Problem statement
Please reproduce verbatim the stretch of the data from its start through the line containing "search-input[interactable] [488,124,1421,226]", including both ends.

[Region boundary data]
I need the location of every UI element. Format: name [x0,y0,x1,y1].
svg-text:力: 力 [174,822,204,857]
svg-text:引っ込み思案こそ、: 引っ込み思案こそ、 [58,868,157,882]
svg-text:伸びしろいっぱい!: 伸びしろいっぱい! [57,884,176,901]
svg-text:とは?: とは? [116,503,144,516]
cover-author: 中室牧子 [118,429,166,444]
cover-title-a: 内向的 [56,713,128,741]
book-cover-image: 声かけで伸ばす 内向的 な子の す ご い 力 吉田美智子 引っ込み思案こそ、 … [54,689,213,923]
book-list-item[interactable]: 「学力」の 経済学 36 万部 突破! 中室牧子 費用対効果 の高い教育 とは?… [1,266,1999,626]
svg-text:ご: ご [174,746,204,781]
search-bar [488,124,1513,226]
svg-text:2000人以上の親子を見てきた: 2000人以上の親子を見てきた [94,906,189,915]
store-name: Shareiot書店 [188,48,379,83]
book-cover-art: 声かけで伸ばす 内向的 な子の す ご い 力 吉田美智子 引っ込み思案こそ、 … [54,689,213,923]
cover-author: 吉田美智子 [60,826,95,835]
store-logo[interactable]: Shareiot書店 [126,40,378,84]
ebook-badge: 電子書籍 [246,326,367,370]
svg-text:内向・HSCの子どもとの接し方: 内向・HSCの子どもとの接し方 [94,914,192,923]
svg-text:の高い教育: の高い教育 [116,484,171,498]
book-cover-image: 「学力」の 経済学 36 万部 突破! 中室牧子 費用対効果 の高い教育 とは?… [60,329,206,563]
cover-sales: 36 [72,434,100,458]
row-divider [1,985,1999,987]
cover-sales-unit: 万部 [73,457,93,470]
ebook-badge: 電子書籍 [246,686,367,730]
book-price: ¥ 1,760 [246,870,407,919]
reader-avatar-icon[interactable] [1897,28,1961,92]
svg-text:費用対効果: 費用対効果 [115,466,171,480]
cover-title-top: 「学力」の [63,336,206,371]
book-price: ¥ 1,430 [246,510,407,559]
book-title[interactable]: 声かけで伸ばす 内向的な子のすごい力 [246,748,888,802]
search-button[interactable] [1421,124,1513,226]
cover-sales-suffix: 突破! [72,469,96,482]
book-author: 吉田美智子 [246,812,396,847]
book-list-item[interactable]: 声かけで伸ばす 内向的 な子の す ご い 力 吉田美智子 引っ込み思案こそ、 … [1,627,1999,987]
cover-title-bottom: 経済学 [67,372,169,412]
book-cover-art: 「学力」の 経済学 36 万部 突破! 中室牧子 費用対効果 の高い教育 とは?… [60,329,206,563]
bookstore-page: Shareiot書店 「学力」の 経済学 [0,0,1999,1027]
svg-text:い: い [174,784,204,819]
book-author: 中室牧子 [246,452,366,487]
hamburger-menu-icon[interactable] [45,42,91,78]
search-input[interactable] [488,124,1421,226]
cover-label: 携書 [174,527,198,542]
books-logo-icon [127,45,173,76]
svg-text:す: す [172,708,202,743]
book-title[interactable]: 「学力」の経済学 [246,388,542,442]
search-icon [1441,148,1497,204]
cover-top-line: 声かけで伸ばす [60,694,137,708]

Answer
I need the location of every UI element. Format: name [x0,y0,x1,y1].
svg-text:力: 力 [174,822,204,857]
svg-text:引っ込み思案こそ、: 引っ込み思案こそ、 [58,868,157,882]
svg-text:伸びしろいっぱい!: 伸びしろいっぱい! [57,884,176,901]
svg-text:とは?: とは? [116,503,144,516]
cover-author: 中室牧子 [118,429,166,444]
cover-title-a: 内向的 [56,713,128,741]
book-cover-image: 声かけで伸ばす 内向的 な子の す ご い 力 吉田美智子 引っ込み思案こそ、 … [54,689,213,923]
book-list-item[interactable]: 「学力」の 経済学 36 万部 突破! 中室牧子 費用対効果 の高い教育 とは?… [1,266,1999,626]
svg-text:ご: ご [174,746,204,781]
search-bar [488,124,1513,226]
svg-text:2000人以上の親子を見てきた: 2000人以上の親子を見てきた [94,906,189,915]
store-name: Shareiot書店 [188,48,379,83]
book-cover-art: 声かけで伸ばす 内向的 な子の す ご い 力 吉田美智子 引っ込み思案こそ、 … [54,689,213,923]
cover-author: 吉田美智子 [60,826,95,835]
store-logo[interactable]: Shareiot書店 [126,40,378,84]
ebook-badge: 電子書籍 [246,326,367,370]
svg-text:内向・HSCの子どもとの接し方: 内向・HSCの子どもとの接し方 [94,914,192,923]
svg-text:の高い教育: の高い教育 [116,484,171,498]
book-cover-image: 「学力」の 経済学 36 万部 突破! 中室牧子 費用対効果 の高い教育 とは?… [60,329,206,563]
cover-sales: 36 [72,434,100,458]
row-divider [1,985,1999,987]
cover-sales-unit: 万部 [73,457,93,470]
ebook-badge: 電子書籍 [246,686,367,730]
book-price: ¥ 1,760 [246,870,407,919]
reader-avatar-icon[interactable] [1897,28,1961,92]
svg-text:費用対効果: 費用対効果 [115,466,171,480]
cover-title-top: 「学力」の [63,336,206,371]
book-price: ¥ 1,430 [246,510,407,559]
book-title[interactable]: 声かけで伸ばす 内向的な子のすごい力 [246,748,888,802]
search-button[interactable] [1421,124,1513,226]
cover-sales-suffix: 突破! [72,469,96,482]
book-author: 吉田美智子 [246,812,396,847]
book-list-item[interactable]: 声かけで伸ばす 内向的 な子の す ご い 力 吉田美智子 引っ込み思案こそ、 … [1,627,1999,987]
cover-title-bottom: 経済学 [67,372,169,412]
book-cover-art: 「学力」の 経済学 36 万部 突破! 中室牧子 費用対効果 の高い教育 とは?… [60,329,206,563]
bookstore-page: Shareiot書店 「学力」の 経済学 [0,0,1999,1027]
svg-text:い: い [174,784,204,819]
book-author: 中室牧子 [246,452,366,487]
hamburger-menu-icon[interactable] [45,42,91,78]
search-input[interactable] [488,124,1421,226]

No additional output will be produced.